**WHAT YOU ARE ASKED TO DO**
In the passage on XML namespaces, swap "cheap shot" for "low blow" and write out the text starting with "OK, this myth" and going on through "of invalid documents.".

**SOURCE PASSAGE**
At a deeper level, myth really is a myth, the above statement notwithstanding. Except for this statement, there is nothing in the recommendation that requires an XML namespace to exist as a physical or conceptual entity. What the recommendation requires is the existence of a qualifier -- the XML namespace URI -- that, in combination with an element type or attribute name, creates a universal (and universally unique) name. An XML namespace is simply a convenient (and unnecessary) stop on the road from prefixed name to universal name. Thus, while many readers spend their time looking for clues about XML namespaces -- their structure, what names are in them, how to instantiate them, and so on -- the recommendation spends its time discussing XML namespace URIs -- how to declare them, how to associate them with element type and attribute names, and how to construct universal names with them. Small wonder that so many people are confused.

If you think in terms of universal names rather than in terms of XML namespaces, an XML namespace is nothing more than a collection of all the local parts of universal names that share the same XML namespace URI. Although such a collection is a short and logical step from universal names, it is a step in the wrong direction, as it points you down a road you never need to travel. Thus, it is better to ignore the definition (not to mention existence) of an XML namespace as a physical or conceptual entity and instead think about XML namespace URIs and universal names. In other words, to think of the XML namespaces recommendation not as "Namespaces in XML," but as "Universal Names in XML."

Myth #2: Universal names uniquely identify element types and attributes.

OK, this myth is a bit of a cheap shot, but it points out one of the reasons people want to know about the structure of an XML namespace, as well as reinforcing the potential ambiguities of invalid documents.

When a traditional namespace provides names to identify a set of objects, it usually provides names only to that set of objects and not to any other sets of objects. As a result, given a traditional namespace and a name from that namespace, it is usually possible to uniquely identify an object. This is not the case with XML namespaces, which provide names to both element types and attributes. That is, given the URI of an XML namespace and a name from that namespace -- for example, {http://www.foo.org}bar -- it is not possible to say whether the name identifies an element type or an attribute. This has led to much speculation about the structure of XML namespaces (see myth #6), since separating the names inside an XML namespace into separate sets of element type names and attribute names is one way to solve this problem. In practice, the problem is usually solved by the application, which knows whether it is looking at an element type or attribute name.

**MATERIAL SUPPLIED**
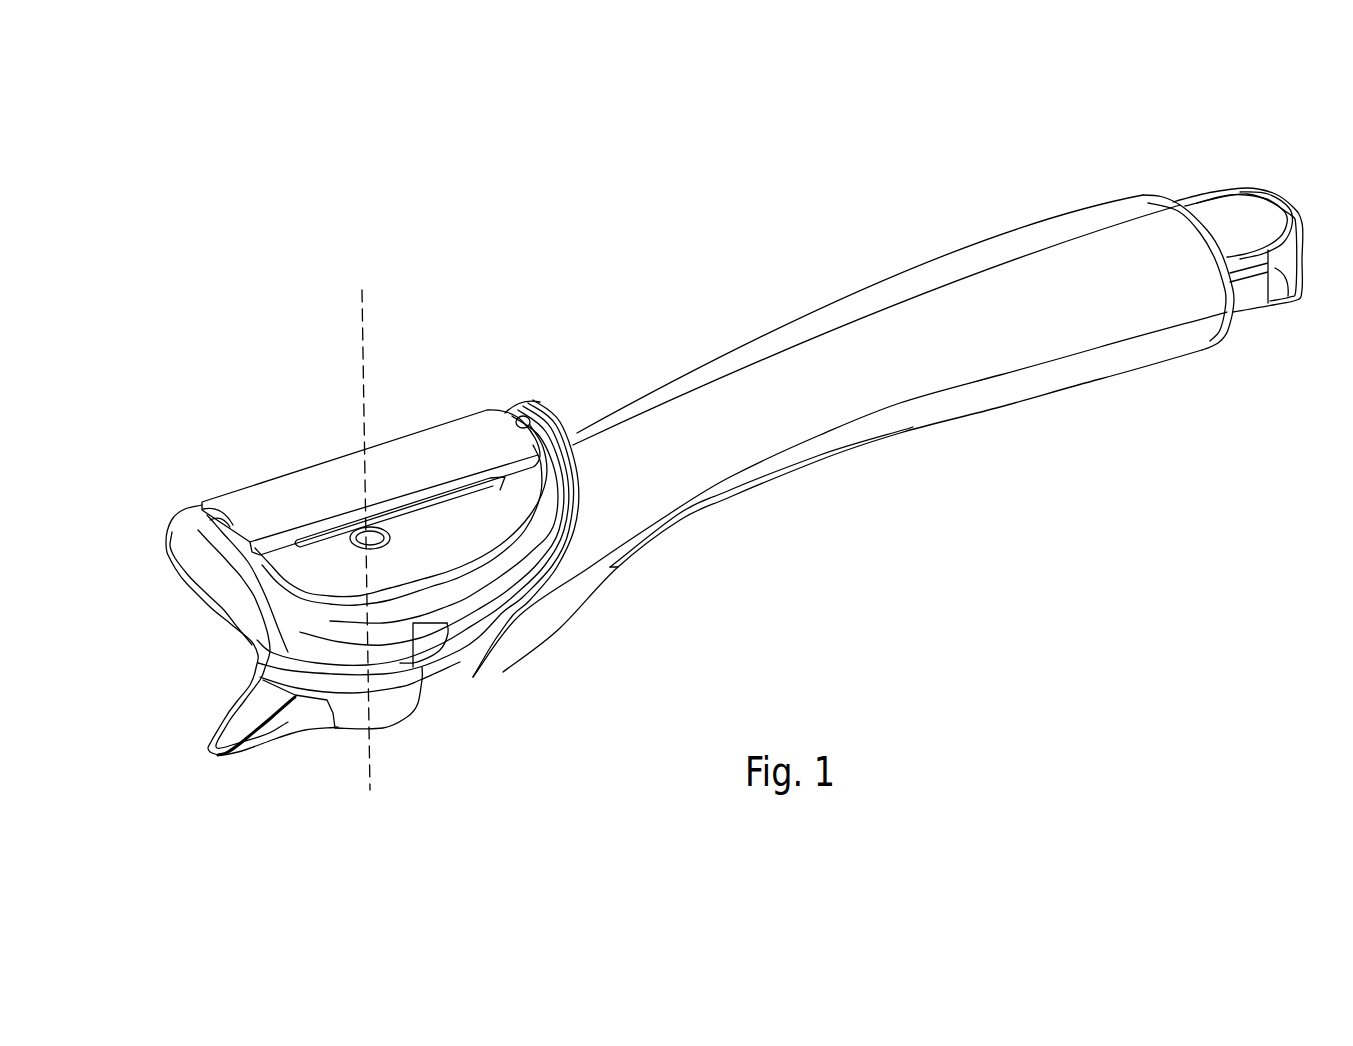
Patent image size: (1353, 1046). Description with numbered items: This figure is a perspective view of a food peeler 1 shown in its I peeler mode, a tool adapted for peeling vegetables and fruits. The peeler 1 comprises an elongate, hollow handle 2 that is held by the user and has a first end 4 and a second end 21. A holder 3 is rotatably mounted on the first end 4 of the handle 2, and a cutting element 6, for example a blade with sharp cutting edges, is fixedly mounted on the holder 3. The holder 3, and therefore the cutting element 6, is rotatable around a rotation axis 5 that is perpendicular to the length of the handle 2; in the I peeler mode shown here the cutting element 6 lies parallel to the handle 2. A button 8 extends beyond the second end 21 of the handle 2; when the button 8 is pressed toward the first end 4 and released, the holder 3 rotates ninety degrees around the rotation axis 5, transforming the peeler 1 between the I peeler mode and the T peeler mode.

The food peeler 1 is at (285, 257).
The handle 2 is at (857, 310).
The second end 21 is at (1118, 355).
The holder 3 is at (240, 602).
The first end 4 is at (320, 693).
The rotation axis 5 is at (363, 397).
The cutting element 6 is at (423, 462).
The button 8 is at (1248, 208).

**RESULT FOR THIS TASK**
OK, this myth is a bit of a low blow, but it points out one of the reasons people want to know about the structure of an XML namespace, as well as reinforcing the potential ambiguities of invalid documents.